>>

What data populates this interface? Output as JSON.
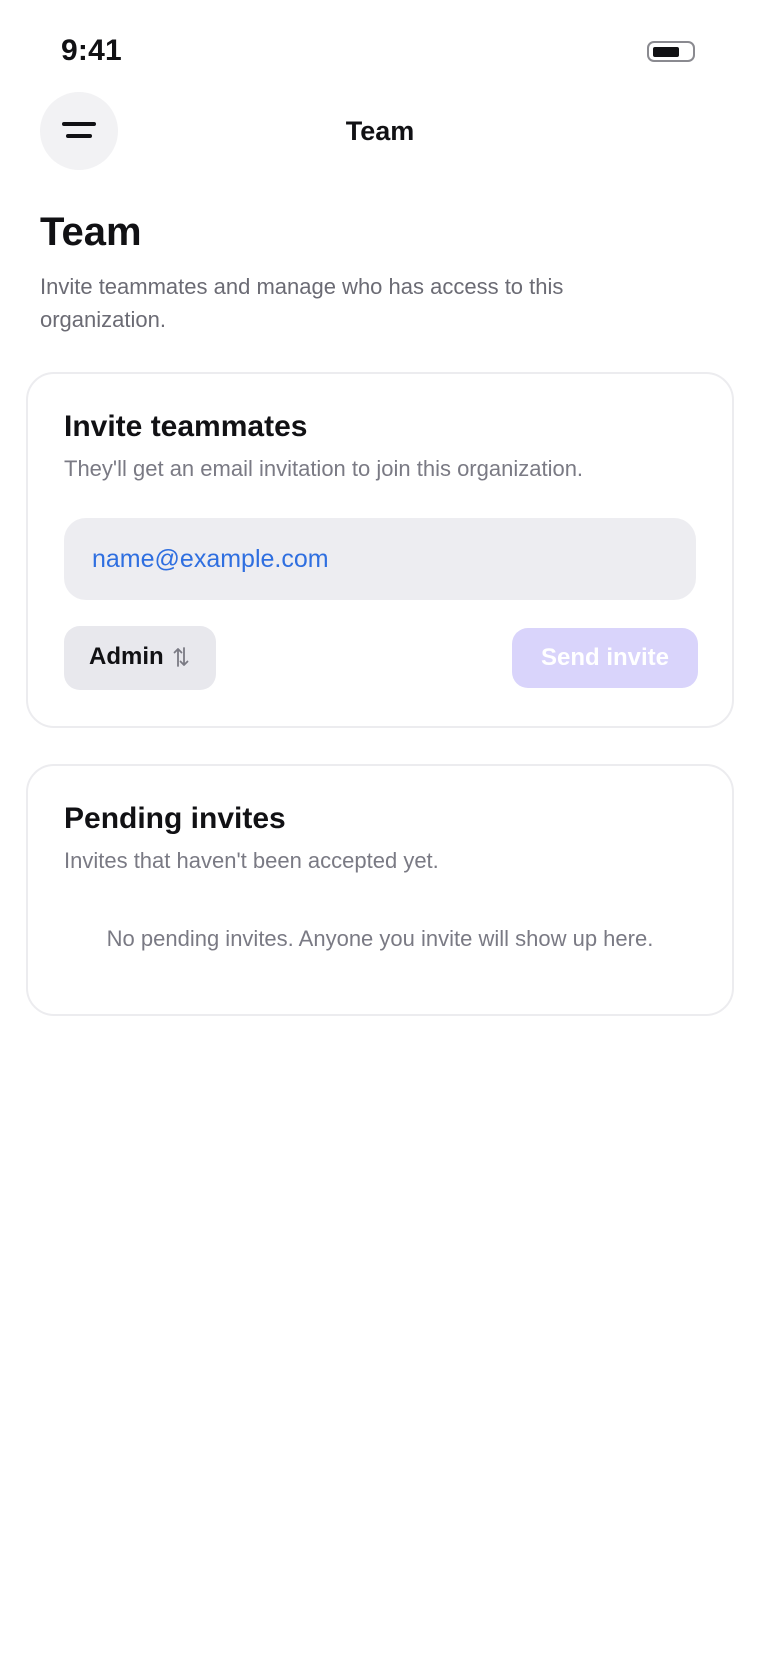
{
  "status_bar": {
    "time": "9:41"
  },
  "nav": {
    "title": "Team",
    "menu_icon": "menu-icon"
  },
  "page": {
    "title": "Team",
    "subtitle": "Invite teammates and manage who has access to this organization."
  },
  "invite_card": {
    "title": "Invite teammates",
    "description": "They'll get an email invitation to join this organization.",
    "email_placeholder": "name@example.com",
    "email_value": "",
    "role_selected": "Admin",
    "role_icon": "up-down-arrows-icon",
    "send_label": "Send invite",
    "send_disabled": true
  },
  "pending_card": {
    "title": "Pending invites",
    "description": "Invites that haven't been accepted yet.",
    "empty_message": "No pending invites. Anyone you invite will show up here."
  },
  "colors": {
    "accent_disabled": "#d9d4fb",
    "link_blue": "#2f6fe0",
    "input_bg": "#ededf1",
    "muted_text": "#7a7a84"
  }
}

<<
>>

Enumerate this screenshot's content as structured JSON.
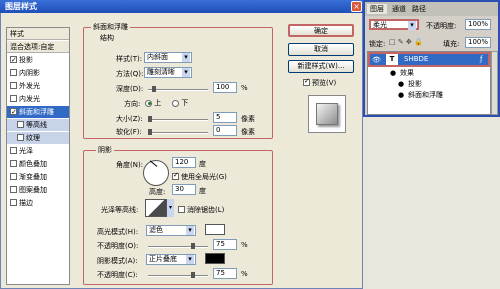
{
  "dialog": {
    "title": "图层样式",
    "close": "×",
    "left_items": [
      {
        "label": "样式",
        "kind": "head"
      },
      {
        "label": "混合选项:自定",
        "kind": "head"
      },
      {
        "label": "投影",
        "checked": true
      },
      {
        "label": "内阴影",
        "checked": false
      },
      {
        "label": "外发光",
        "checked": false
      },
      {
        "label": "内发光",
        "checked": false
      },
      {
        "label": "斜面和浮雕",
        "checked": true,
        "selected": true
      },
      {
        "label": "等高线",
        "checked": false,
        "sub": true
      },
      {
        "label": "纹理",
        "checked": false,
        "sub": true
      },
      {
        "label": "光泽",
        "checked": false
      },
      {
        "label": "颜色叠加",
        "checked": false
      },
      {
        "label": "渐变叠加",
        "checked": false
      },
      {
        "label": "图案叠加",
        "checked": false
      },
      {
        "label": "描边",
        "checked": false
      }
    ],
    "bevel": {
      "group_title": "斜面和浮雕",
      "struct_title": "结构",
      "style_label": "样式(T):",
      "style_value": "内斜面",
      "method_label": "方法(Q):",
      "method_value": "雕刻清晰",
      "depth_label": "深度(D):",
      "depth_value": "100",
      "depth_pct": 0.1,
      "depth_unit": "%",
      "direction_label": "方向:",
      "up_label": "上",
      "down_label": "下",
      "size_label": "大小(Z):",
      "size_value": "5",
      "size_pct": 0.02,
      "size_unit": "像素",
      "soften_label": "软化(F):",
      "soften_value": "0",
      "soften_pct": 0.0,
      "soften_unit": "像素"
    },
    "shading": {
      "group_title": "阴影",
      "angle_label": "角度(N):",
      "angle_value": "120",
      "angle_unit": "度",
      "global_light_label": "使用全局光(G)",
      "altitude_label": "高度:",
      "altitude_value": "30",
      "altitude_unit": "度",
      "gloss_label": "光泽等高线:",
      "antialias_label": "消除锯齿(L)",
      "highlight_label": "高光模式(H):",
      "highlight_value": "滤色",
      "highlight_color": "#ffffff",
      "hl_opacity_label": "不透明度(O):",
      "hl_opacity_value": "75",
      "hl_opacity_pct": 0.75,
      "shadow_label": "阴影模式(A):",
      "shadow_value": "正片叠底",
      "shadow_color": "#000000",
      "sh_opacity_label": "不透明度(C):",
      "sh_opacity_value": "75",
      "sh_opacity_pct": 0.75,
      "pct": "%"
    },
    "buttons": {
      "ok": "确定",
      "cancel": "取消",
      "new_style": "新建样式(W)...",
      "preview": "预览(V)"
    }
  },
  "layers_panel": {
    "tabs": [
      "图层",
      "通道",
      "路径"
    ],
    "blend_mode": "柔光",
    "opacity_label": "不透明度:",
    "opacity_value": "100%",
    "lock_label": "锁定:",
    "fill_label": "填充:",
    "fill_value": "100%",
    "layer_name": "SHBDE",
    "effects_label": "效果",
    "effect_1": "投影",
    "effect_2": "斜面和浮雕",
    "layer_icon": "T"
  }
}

<<

■ **TASK TO CARRY OUT**
Identify each line of the material where the word "斜面和浮雕" shows up, and copy it.

■ **SOLUTION TO THE PROBLEM**
        "label": "斜面和浮雕",
      "group_title": "斜面和浮雕",
    "effect_2": "斜面和浮雕",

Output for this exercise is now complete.